DIRECTIONS FOR THIS TASK — Write out each record below exactly as it appears, with no pictures.

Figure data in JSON
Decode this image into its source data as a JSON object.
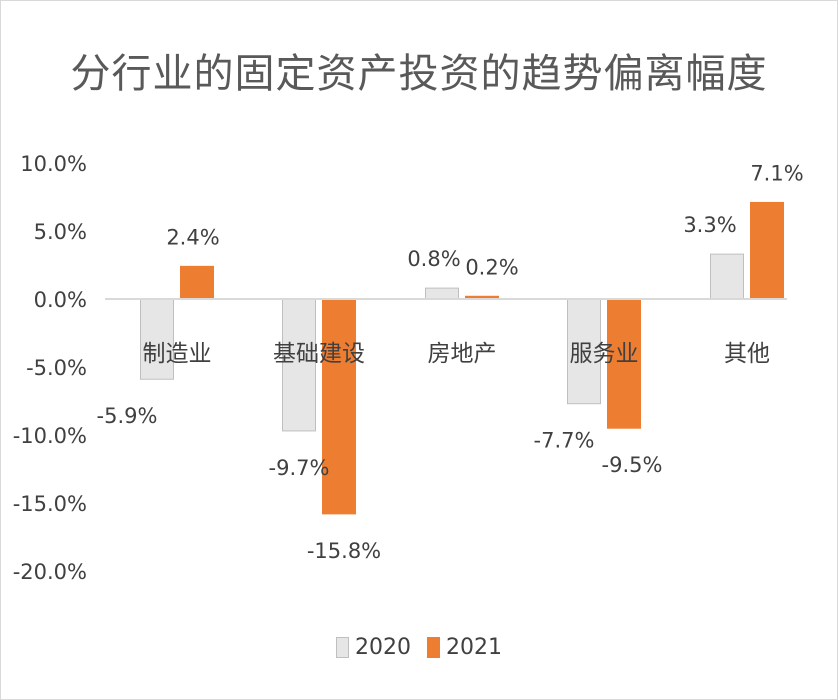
{
  "chart_data": {
    "type": "bar",
    "title": "分行业的固定资产投资的趋势偏离幅度",
    "categories": [
      "制造业",
      "基础建设",
      "房地产",
      "服务业",
      "其他"
    ],
    "series": [
      {
        "name": "2020",
        "values": [
          -5.9,
          -9.7,
          0.8,
          -7.7,
          3.3
        ],
        "labels": [
          "-5.9%",
          "-9.7%",
          "0.8%",
          "-7.7%",
          "3.3%"
        ],
        "color": "#e7e6e6",
        "stroke": "#bfbfbf"
      },
      {
        "name": "2021",
        "values": [
          2.4,
          -15.8,
          0.2,
          -9.5,
          7.1
        ],
        "labels": [
          "2.4%",
          "-15.8%",
          "0.2%",
          "-9.5%",
          "7.1%"
        ],
        "color": "#ed7d31",
        "stroke": "#ed7d31"
      }
    ],
    "ylim": [
      -20,
      10
    ],
    "yticks": [
      "10.0%",
      "5.0%",
      "0.0%",
      "-5.0%",
      "-10.0%",
      "-15.0%",
      "-20.0%"
    ],
    "ytick_values": [
      10,
      5,
      0,
      -5,
      -10,
      -15,
      -20
    ],
    "xlabel": "",
    "ylabel": "",
    "grid": false,
    "legend_position": "bottom"
  }
}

RESPONSE TO THIS TASK —
Decode this image into its source data as a JSON object.
{
  "chart_data": {
    "type": "bar",
    "title": "分行业的固定资产投资的趋势偏离幅度",
    "categories": [
      "制造业",
      "基础建设",
      "房地产",
      "服务业",
      "其他"
    ],
    "series": [
      {
        "name": "2020",
        "values": [
          -5.9,
          -9.7,
          0.8,
          -7.7,
          3.3
        ],
        "labels": [
          "-5.9%",
          "-9.7%",
          "0.8%",
          "-7.7%",
          "3.3%"
        ],
        "color": "#e7e6e6",
        "stroke": "#bfbfbf"
      },
      {
        "name": "2021",
        "values": [
          2.4,
          -15.8,
          0.2,
          -9.5,
          7.1
        ],
        "labels": [
          "2.4%",
          "-15.8%",
          "0.2%",
          "-9.5%",
          "7.1%"
        ],
        "color": "#ed7d31",
        "stroke": "#ed7d31"
      }
    ],
    "ylim": [
      -20,
      10
    ],
    "yticks": [
      "10.0%",
      "5.0%",
      "0.0%",
      "-5.0%",
      "-10.0%",
      "-15.0%",
      "-20.0%"
    ],
    "ytick_values": [
      10,
      5,
      0,
      -5,
      -10,
      -15,
      -20
    ],
    "xlabel": "",
    "ylabel": "",
    "grid": false,
    "legend_position": "bottom"
  }
}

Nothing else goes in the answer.